Imagine my surprise when I returned back to work and got the following message:
> Everything is bad. Python 3.8 requires patching (with the official patch, but still). And Python 3.7 can’t use the _ctypes module after install
Not something you’re expecting to get after a clean build with Python 3.9, nah? We’ll have to get our hands dirty to understand what’s going on.
Python 3.8 and macOS on M1
This version seems a bit easier to fix than 3.7 – we’re able to get the working Python, but need a patch. Why don’t we like this solution? This patch link is unique for each python version, so maintaining a list of those can become a bit unmanageable. However, after reading discussions on GitHub and Stack Overflow, I started thinking that we can avoid the patching part. I’ve found the final solution in an issue on the pyenv Github. Apple has thought about users of the new ARM machines needing to run x86_64 apps and has provided a compatibility layer to facilitate this. Unfortunately for us, the build machinery thinks that we’re building on an x86_64 machine, and not ARM due to this layer! The fix is all about setting the environment to our homebrew paths properly:
export LDFLAGS="-L/opt/homebrew/lib"
export CPPFLAGS="-I/opt/homebrew/include"
And that’s it – after this simple adjustment, we can build Python 3.8 without any need for that patch!
Python3.7 and macOS on M1
Having fixed 3.8, I was perhaps a bit overconfident. The Python 3.7 build issue was strange – we were able to build it, but python gave errors that module `_ctypes` wasn’t provided. This module is essential for us, as it is with any binary library for Python (since the data exchange relies on the C-compatible interfaces and C data types). In other words, it means we can’t use numpy or OpenCV without ctypes. First I tried to export the same variables which solved the 3.8 build, and… nothing. Looking at the build log, I found an attempt to build _ctypes. However, the code said (with an error) that it’s impossible to have macOS/OSX as an operating system and ARM as a platform (haha, not true anymore!).

→ Extracted data:

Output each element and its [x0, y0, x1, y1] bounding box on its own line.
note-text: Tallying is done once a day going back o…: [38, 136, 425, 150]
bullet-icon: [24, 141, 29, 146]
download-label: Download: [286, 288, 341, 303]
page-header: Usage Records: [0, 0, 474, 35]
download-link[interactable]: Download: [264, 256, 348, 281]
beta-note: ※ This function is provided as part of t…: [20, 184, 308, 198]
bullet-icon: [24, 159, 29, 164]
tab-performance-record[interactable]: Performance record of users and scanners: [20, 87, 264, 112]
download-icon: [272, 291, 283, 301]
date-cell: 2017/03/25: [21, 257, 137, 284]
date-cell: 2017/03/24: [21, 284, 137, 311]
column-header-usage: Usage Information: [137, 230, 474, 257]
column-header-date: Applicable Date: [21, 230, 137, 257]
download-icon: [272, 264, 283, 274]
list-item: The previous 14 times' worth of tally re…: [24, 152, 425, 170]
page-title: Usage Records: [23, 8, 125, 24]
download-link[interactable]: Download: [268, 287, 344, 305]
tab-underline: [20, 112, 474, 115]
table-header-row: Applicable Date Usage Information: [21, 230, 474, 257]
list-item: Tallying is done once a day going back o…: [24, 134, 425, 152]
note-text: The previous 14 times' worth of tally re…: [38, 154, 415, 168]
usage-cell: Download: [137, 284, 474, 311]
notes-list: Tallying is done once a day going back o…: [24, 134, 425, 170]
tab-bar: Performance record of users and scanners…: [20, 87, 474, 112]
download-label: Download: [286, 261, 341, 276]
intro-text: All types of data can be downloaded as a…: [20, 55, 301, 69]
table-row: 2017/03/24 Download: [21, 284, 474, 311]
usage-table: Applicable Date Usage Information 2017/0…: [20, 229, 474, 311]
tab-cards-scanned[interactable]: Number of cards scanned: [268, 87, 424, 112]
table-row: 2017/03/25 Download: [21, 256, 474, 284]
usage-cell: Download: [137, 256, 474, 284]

→ The problem: Name every Python version mentioned in the passage on building Python on M1 Macs. The listing is separate material and has no connection to the passage on building Python on M1 Macs.

→ Answer for this exercise: Python 3.9, Python 3.8, Python 3.7